**WRITTEN EXERCISE**
Write out the data below in full, unchanged, minus the images.

(Dataset entries)
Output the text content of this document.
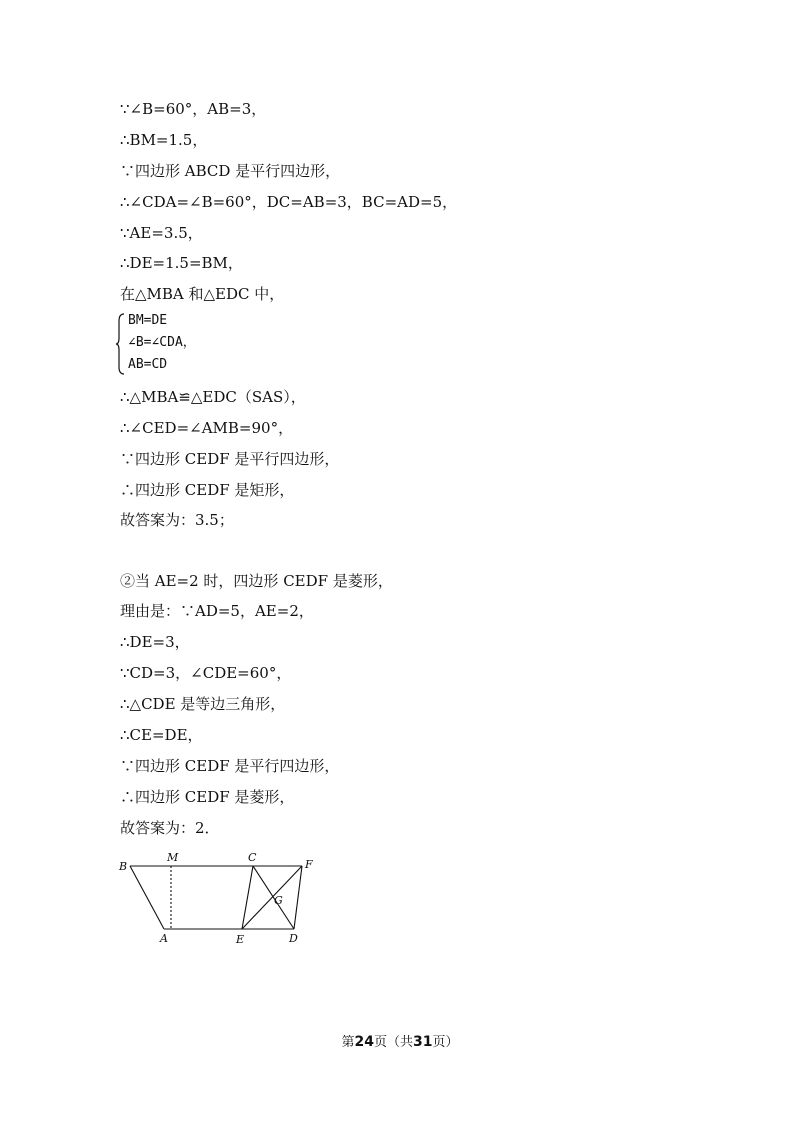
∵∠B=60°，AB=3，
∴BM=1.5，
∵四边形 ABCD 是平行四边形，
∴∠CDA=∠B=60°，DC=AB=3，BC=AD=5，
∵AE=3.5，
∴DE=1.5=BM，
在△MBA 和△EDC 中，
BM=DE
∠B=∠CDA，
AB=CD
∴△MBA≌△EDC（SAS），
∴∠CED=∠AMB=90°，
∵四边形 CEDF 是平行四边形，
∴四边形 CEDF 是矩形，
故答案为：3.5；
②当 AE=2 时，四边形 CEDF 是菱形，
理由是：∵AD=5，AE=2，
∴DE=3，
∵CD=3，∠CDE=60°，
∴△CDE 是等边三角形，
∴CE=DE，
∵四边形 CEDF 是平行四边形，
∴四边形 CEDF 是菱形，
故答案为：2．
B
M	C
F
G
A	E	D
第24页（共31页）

**RESULT OF THIS EXERCISE**
Output the text content of this document.
∵∠B=60°，AB=3，
∴BM=1.5，
∵四边形 ABCD 是平行四边形，
∴∠CDA=∠B=60°，DC=AB=3，BC=AD=5，
∵AE=3.5，
∴DE=1.5=BM，
在△MBA 和△EDC 中，
BM=DE
∠B=∠CDA，
AB=CD
∴△MBA≌△EDC（SAS），
∴∠CED=∠AMB=90°，
∵四边形 CEDF 是平行四边形，
∴四边形 CEDF 是矩形，
故答案为：3.5；
②当 AE=2 时，四边形 CEDF 是菱形，
理由是：∵AD=5，AE=2，
∴DE=3，
∵CD=3，∠CDE=60°，
∴△CDE 是等边三角形，
∴CE=DE，
∵四边形 CEDF 是平行四边形，
∴四边形 CEDF 是菱形，
故答案为：2．
B
M	C
F
G
A	E	D
第24页（共31页）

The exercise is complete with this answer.